> SOURCE DOCUMENT

**********

Champions are extremely focussed and never take their eye off the target.  I’ve seen this in many athletes in the Olympics, and when an athlete loses concentration, they lose the game.  Being focussed is a fundamental skill for children to learn.  It’s easier to focus when there is a target to aim for, so whatever task a child has to do, give them a target.  Target driven learning is much more successful. 

Ambition and High Aims

Champions know what they want and they aim high.  Aiming high allows them to visualise success, and it drives them.  But just having ambition is not enough.  You will find that Champions have a main target but also lots of min-targets and goals.   They adhere to a strict timetable and nothing can get in their way.  So if your child wants to climb Mount Everest, then let him have those dreams.  It may seem like a pipe dream to you, but don’t discourage your child.  Instead help and encourage him to take one step at a time remembering to give rewards for small achievements.

**********

> SOURCE EXCERPT
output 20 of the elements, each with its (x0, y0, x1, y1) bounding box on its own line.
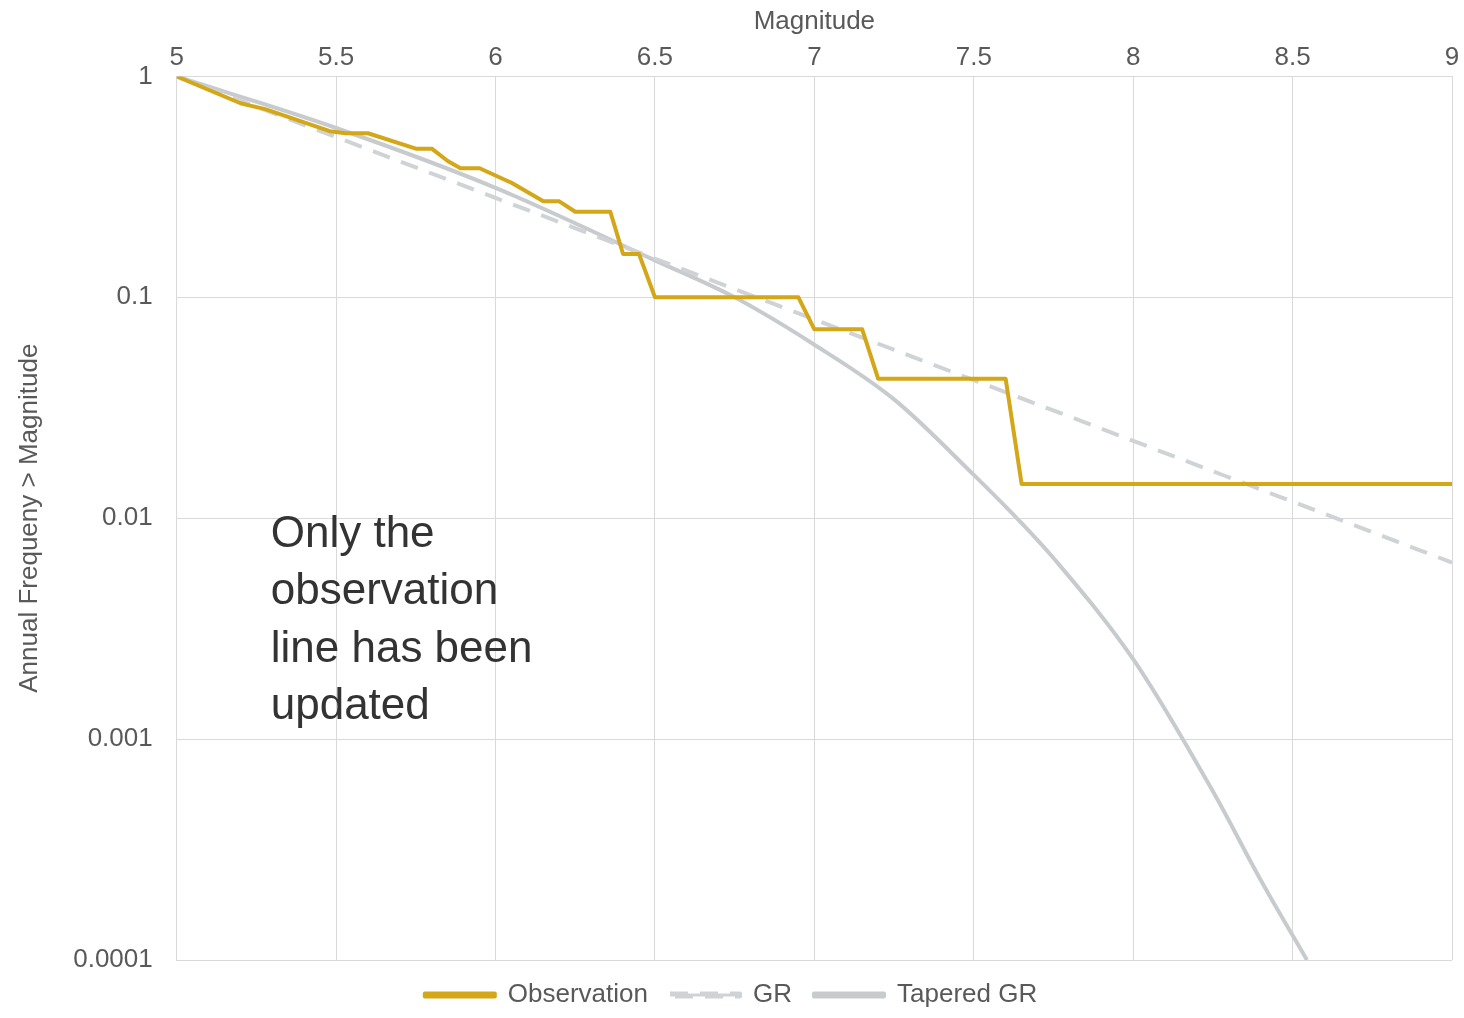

**********

> DIRECTIVES
**A)** Answer these questions using the passage about champions:
(i) What happens when an athlete loses concentration?
(ii) What kind of timetable do champions adhere to?
(iii) What should a child be given for small achievements?
**B)** Pick up the passage about champions after its final sentence and continue it.

> EXPECTED OUTPUTS
**A)**
(i) They lose the game.
(ii) A strict timetable that nothing can get in the way of.
(iii) Rewards.

**B)**
A Love of Competition

Champions are not afraid of losing a game or playing or racing against someone who is better than them.  They see competition as part of the struggle to get to the top.  They use competitions as opportunities to learn and improve and to gauge their success.  Encourage your child to be more competitive.

By competing, they learn how to:

  • work under pressure

  • how to stay focussed

  • how to handle things when they don’t go their way

  • how to perform in front of other people

The journey to excellence begins with a belief and an attitude that says “no matter what happens, I will and I can do it”.  I believe that once a child has this in their heart, then anything is possible.  What do you believe?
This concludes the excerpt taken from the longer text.